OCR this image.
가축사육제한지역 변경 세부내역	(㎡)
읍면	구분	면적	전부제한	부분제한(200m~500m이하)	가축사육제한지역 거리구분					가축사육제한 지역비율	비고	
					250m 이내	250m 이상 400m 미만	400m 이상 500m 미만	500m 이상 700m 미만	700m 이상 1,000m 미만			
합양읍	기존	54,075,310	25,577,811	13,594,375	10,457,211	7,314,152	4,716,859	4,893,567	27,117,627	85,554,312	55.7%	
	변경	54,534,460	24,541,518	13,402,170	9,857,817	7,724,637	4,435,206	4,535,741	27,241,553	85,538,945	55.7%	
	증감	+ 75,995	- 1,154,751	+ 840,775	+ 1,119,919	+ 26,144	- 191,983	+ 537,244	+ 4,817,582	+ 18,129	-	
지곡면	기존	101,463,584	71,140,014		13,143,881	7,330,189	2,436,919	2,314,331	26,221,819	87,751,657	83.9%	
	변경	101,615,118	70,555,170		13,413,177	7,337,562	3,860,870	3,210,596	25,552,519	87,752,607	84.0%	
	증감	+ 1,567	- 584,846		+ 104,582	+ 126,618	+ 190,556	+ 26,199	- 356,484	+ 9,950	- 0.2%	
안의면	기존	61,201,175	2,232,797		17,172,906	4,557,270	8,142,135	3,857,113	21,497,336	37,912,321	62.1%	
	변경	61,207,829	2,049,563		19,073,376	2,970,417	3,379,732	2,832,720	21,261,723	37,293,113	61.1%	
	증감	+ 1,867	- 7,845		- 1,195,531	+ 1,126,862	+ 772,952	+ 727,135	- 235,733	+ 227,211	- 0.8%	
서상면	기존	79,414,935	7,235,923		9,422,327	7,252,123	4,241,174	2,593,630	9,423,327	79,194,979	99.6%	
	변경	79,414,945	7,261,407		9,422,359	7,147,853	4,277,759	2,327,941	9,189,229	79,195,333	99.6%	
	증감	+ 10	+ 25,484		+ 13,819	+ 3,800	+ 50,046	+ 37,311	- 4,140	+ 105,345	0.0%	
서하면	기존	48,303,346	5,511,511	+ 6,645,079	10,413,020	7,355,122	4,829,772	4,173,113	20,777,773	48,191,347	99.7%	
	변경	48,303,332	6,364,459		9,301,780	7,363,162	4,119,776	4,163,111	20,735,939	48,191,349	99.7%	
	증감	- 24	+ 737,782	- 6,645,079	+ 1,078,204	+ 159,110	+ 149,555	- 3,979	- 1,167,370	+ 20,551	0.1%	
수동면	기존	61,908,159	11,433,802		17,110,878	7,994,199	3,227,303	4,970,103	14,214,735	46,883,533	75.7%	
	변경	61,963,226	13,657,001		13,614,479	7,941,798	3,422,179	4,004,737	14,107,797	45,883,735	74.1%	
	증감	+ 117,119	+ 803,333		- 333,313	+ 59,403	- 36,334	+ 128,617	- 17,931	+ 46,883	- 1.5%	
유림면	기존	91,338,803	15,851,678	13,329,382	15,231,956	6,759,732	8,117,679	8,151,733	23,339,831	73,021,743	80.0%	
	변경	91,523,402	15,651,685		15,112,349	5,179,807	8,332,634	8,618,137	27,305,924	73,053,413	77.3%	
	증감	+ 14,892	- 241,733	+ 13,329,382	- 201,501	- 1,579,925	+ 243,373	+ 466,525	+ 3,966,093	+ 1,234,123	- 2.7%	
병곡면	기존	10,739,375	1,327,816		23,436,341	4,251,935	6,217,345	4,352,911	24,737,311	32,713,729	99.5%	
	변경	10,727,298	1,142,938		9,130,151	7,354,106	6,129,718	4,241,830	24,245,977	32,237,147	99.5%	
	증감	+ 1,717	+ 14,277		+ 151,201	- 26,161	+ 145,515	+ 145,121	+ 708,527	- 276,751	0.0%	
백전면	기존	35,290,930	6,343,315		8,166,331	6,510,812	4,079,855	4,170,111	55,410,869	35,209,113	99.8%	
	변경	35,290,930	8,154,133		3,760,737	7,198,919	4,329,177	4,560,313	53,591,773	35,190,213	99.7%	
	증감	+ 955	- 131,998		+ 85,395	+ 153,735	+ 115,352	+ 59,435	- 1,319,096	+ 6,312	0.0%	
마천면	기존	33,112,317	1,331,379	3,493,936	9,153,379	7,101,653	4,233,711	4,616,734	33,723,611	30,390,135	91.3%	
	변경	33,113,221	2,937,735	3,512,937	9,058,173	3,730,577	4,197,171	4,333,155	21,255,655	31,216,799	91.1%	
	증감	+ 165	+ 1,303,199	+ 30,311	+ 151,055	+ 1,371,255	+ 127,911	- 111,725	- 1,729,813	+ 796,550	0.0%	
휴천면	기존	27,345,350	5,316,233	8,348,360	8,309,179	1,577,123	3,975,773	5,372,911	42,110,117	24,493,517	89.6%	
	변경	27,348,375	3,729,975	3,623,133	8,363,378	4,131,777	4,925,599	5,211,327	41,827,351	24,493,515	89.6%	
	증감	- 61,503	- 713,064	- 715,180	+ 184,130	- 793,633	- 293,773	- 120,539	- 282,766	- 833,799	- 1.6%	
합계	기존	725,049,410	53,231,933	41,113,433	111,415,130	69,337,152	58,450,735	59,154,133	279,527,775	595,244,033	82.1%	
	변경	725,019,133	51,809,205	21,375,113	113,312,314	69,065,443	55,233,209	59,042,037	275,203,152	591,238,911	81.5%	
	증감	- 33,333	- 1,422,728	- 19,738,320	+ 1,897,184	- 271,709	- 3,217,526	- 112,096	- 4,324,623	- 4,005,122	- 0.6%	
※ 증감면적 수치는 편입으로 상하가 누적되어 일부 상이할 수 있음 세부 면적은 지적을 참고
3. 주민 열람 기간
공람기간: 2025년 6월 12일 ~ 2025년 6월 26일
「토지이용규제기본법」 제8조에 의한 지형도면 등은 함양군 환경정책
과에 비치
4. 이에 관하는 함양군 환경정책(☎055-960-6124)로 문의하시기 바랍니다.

- WHAT IS REQUIRED
Write out every line of the entries that holds the word "가축사육제한지역".

- REPLY TO THE EXERCISE
가축사육제한지역 변경 세부내역	(㎡)
읍면	구분	면적	전부제한	부분제한(200m~500m이하)	가축사육제한지역 거리구분					가축사육제한 지역비율	비고	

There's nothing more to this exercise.